Required task:
Calculate how many lines in the following records hold the word "Tlak", and report that number without comment.

(Structured figure records)
┌──
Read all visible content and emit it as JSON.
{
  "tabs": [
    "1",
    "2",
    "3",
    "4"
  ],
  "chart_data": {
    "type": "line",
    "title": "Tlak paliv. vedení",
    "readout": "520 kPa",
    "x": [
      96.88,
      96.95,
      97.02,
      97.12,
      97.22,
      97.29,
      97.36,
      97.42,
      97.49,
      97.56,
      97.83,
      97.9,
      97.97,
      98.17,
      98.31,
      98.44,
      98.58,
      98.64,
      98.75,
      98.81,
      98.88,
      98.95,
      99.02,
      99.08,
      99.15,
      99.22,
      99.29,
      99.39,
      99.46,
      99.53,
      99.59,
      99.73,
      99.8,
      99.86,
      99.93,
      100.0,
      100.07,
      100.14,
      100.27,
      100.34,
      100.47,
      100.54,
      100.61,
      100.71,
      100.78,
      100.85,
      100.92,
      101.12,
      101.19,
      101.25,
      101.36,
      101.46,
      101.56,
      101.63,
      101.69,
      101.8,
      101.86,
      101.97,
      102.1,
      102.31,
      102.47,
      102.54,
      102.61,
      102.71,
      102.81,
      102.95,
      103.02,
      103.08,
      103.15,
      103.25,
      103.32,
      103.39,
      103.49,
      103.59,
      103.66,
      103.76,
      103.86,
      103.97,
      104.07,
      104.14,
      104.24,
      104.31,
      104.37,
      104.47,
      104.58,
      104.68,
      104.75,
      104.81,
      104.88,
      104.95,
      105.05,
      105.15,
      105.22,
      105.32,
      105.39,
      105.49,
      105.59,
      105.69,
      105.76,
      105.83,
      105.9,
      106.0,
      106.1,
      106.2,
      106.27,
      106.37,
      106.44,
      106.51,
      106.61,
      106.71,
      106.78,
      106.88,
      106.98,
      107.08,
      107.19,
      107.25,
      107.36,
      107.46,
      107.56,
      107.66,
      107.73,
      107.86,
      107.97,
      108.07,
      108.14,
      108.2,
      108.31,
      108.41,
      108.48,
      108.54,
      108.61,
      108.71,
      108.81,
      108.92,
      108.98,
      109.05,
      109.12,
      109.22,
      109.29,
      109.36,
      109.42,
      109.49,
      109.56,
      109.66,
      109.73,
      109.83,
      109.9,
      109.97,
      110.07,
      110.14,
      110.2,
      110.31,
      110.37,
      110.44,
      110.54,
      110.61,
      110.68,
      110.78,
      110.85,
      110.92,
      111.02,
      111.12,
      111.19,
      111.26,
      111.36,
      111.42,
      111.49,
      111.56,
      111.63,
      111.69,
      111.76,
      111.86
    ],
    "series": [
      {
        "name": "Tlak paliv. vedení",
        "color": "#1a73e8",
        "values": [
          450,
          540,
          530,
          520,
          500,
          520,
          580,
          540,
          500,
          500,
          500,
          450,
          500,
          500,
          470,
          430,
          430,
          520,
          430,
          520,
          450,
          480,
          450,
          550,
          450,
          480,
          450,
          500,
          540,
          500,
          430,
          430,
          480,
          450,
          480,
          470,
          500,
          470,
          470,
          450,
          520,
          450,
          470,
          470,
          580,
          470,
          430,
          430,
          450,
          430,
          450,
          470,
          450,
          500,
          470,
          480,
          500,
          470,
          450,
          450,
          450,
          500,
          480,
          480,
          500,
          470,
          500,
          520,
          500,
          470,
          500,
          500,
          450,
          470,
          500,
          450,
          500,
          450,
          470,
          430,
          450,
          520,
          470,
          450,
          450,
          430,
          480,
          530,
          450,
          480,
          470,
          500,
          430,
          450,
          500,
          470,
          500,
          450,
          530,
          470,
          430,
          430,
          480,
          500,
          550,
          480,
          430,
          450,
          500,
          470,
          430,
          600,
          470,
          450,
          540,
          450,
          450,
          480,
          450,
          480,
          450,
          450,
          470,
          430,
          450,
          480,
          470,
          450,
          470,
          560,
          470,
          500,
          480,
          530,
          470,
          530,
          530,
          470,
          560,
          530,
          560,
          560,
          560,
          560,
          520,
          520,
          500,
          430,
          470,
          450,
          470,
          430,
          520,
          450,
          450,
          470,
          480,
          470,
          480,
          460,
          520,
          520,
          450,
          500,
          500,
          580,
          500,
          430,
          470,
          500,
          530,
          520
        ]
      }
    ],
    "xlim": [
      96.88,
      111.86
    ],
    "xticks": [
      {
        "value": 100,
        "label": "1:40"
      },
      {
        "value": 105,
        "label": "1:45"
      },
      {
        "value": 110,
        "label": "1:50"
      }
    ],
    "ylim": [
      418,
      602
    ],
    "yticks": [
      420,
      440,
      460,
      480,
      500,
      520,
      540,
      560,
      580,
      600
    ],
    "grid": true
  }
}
└──
Task answer:
2